EXTRACTED INFORMATION —
* * * * * * * * *
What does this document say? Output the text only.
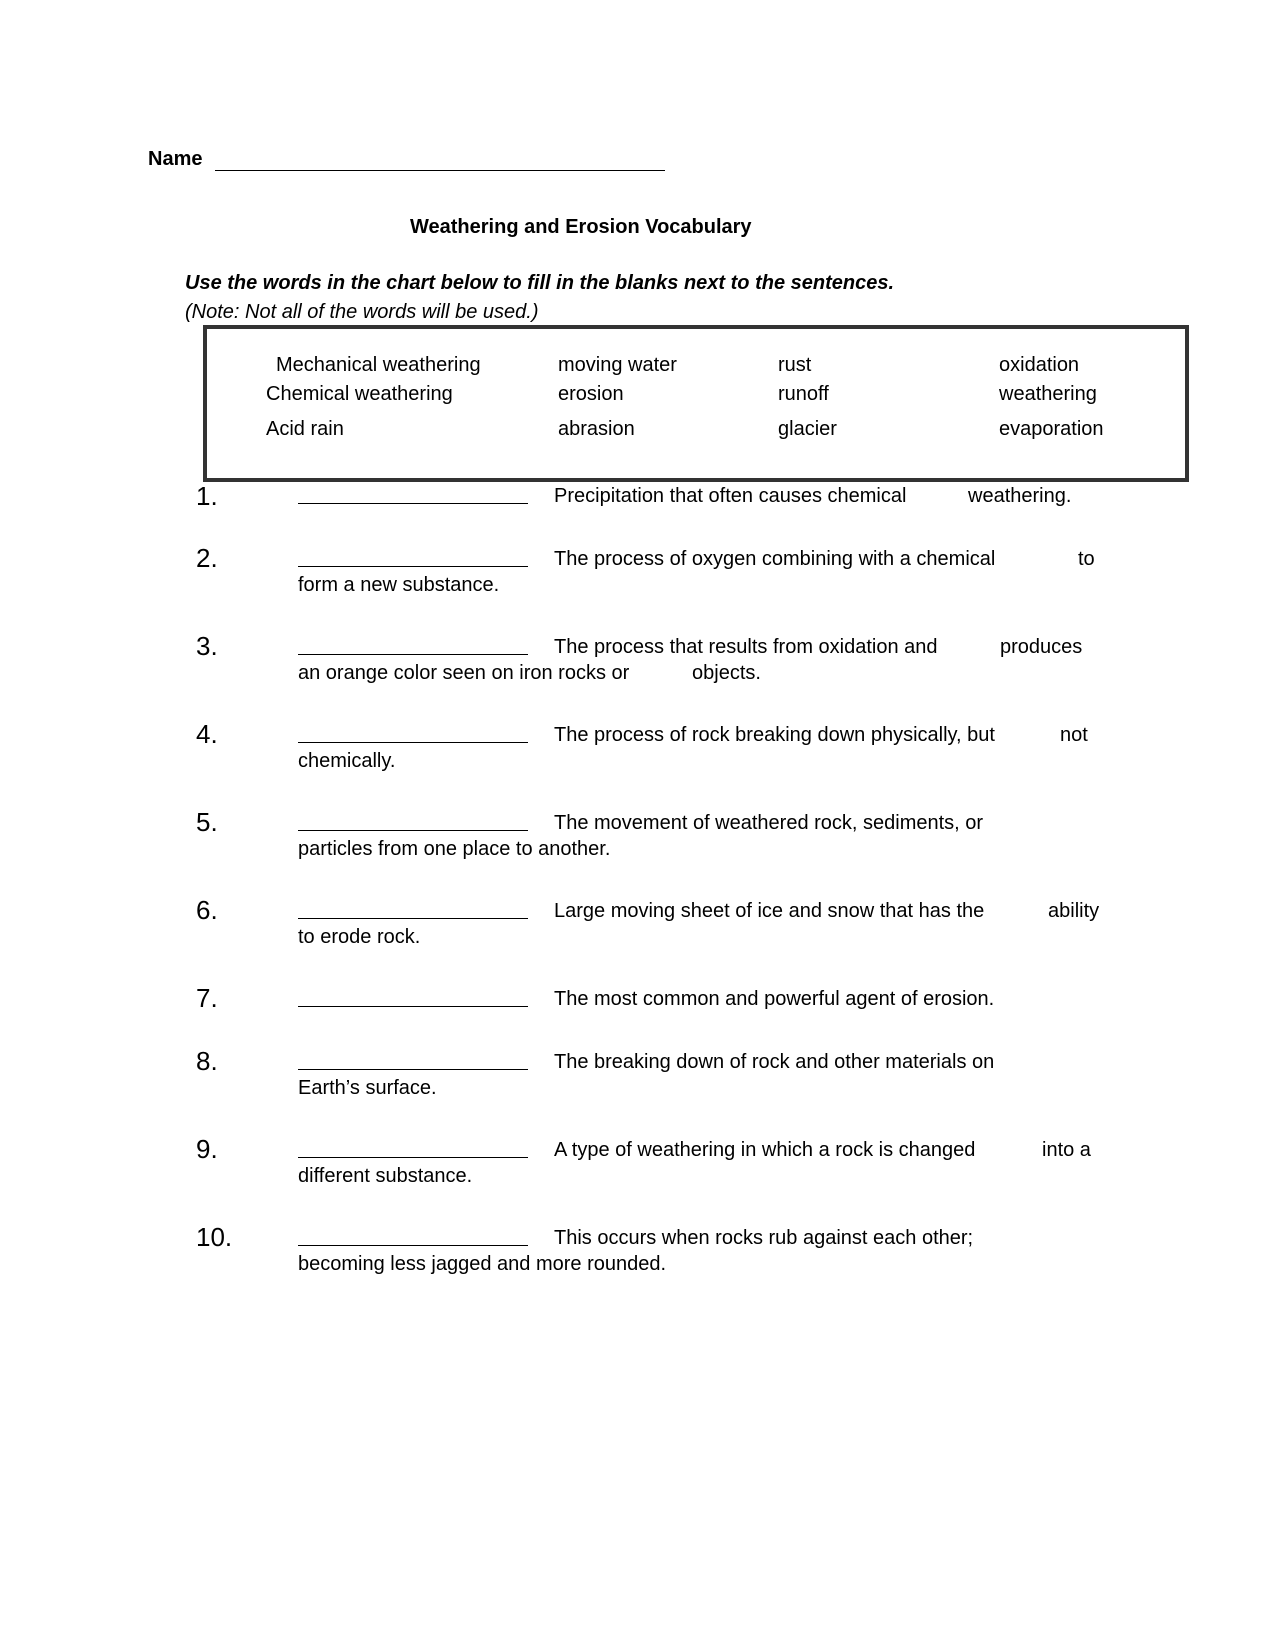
Name
Weathering and Erosion Vocabulary
Use the words in the chart below to fill in the blanks next to the sentences.
(Note: Not all of the words will be used.)
Mechanical weathering	moving water	rust	oxidation
Chemical weathering	erosion	runoff	weathering
Acid rain	abrasion	glacier	evaporation
1.	Precipitation that often causes chemical	weathering.
2.	The process of oxygen combining with a chemical	to
form a new substance.
3.	The process that results from oxidation and	produces
an orange color seen on iron rocks or	objects.
4.	The process of rock breaking down physically, but	not
chemically.
5.	The movement of weathered rock, sediments, or
particles from one place to another.
6.	Large moving sheet of ice and snow that has the	ability
to erode rock.
7.	The most common and powerful agent of erosion.
8.	The breaking down of rock and other materials on
Earth’s surface.
9.	A type of weathering in which a rock is changed	into a
different substance.
10.	This occurs when rocks rub against each other;
becoming less jagged and more rounded.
* * * * * * * * *
JOB — Set each line of the records down exactly, leaving every picture out.

WRITTEN RESPONSE —
What does this document say? Output the text only.
Name
Weathering and Erosion Vocabulary
Use the words in the chart below to fill in the blanks next to the sentences.
(Note: Not all of the words will be used.)
Mechanical weathering	moving water	rust	oxidation
Chemical weathering	erosion	runoff	weathering
Acid rain	abrasion	glacier	evaporation
1.	Precipitation that often causes chemical	weathering.
2.	The process of oxygen combining with a chemical	to
form a new substance.
3.	The process that results from oxidation and	produces
an orange color seen on iron rocks or	objects.
4.	The process of rock breaking down physically, but	not
chemically.
5.	The movement of weathered rock, sediments, or
particles from one place to another.
6.	Large moving sheet of ice and snow that has the	ability
to erode rock.
7.	The most common and powerful agent of erosion.
8.	The breaking down of rock and other materials on
Earth’s surface.
9.	A type of weathering in which a rock is changed	into a
different substance.
10.	This occurs when rocks rub against each other;
becoming less jagged and more rounded.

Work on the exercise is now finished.